== DATA TO USE ==
____

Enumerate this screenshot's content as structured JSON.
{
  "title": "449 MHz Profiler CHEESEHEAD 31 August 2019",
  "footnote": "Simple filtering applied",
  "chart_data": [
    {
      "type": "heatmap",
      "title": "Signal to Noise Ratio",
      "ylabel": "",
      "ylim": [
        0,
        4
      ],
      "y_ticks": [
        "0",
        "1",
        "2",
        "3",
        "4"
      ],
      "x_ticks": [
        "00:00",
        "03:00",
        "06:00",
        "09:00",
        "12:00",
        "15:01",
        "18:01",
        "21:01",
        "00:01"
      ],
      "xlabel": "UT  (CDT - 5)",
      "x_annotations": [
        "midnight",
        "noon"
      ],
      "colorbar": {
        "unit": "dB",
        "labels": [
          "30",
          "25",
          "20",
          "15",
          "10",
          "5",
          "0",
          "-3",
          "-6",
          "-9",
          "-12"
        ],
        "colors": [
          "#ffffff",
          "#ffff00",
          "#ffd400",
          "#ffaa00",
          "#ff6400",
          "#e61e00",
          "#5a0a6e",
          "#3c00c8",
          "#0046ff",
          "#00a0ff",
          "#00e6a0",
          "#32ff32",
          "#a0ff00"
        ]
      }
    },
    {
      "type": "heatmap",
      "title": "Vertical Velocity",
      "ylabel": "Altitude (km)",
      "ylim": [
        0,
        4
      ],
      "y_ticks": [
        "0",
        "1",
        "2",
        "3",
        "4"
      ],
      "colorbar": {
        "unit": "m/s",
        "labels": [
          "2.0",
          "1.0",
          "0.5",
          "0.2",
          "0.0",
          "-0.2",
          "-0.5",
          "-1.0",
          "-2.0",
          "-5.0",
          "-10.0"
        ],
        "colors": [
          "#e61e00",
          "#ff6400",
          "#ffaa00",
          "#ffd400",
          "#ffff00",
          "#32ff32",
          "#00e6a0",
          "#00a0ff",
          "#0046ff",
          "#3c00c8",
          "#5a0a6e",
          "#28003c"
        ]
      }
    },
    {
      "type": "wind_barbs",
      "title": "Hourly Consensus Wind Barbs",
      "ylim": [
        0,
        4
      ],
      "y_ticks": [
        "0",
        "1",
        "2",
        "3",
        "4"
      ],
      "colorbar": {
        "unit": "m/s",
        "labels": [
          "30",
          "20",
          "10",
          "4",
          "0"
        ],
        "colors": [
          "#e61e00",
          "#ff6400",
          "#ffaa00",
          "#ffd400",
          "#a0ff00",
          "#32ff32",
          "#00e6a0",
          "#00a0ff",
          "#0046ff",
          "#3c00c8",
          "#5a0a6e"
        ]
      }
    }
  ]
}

____

== DIRECTIVE ==
Transcribe each record exactly. Leave nothing out.

== EXERCISE SOLUTION ==
Enumerate this screenshot's content as structured JSON.
{
  "title": "449 MHz Profiler CHEESEHEAD 31 August 2019",
  "footnote": "Simple filtering applied",
  "chart_data": [
    {
      "type": "heatmap",
      "title": "Signal to Noise Ratio",
      "ylabel": "",
      "ylim": [
        0,
        4
      ],
      "y_ticks": [
        "0",
        "1",
        "2",
        "3",
        "4"
      ],
      "x_ticks": [
        "00:00",
        "03:00",
        "06:00",
        "09:00",
        "12:00",
        "15:01",
        "18:01",
        "21:01",
        "00:01"
      ],
      "xlabel": "UT  (CDT - 5)",
      "x_annotations": [
        "midnight",
        "noon"
      ],
      "colorbar": {
        "unit": "dB",
        "labels": [
          "30",
          "25",
          "20",
          "15",
          "10",
          "5",
          "0",
          "-3",
          "-6",
          "-9",
          "-12"
        ],
        "colors": [
          "#ffffff",
          "#ffff00",
          "#ffd400",
          "#ffaa00",
          "#ff6400",
          "#e61e00",
          "#5a0a6e",
          "#3c00c8",
          "#0046ff",
          "#00a0ff",
          "#00e6a0",
          "#32ff32",
          "#a0ff00"
        ]
      }
    },
    {
      "type": "heatmap",
      "title": "Vertical Velocity",
      "ylabel": "Altitude (km)",
      "ylim": [
        0,
        4
      ],
      "y_ticks": [
        "0",
        "1",
        "2",
        "3",
        "4"
      ],
      "colorbar": {
        "unit": "m/s",
        "labels": [
          "2.0",
          "1.0",
          "0.5",
          "0.2",
          "0.0",
          "-0.2",
          "-0.5",
          "-1.0",
          "-2.0",
          "-5.0",
          "-10.0"
        ],
        "colors": [
          "#e61e00",
          "#ff6400",
          "#ffaa00",
          "#ffd400",
          "#ffff00",
          "#32ff32",
          "#00e6a0",
          "#00a0ff",
          "#0046ff",
          "#3c00c8",
          "#5a0a6e",
          "#28003c"
        ]
      }
    },
    {
      "type": "wind_barbs",
      "title": "Hourly Consensus Wind Barbs",
      "ylim": [
        0,
        4
      ],
      "y_ticks": [
        "0",
        "1",
        "2",
        "3",
        "4"
      ],
      "colorbar": {
        "unit": "m/s",
        "labels": [
          "30",
          "20",
          "10",
          "4",
          "0"
        ],
        "colors": [
          "#e61e00",
          "#ff6400",
          "#ffaa00",
          "#ffd400",
          "#a0ff00",
          "#32ff32",
          "#00e6a0",
          "#00a0ff",
          "#0046ff",
          "#3c00c8",
          "#5a0a6e"
        ]
      }
    }
  ]
}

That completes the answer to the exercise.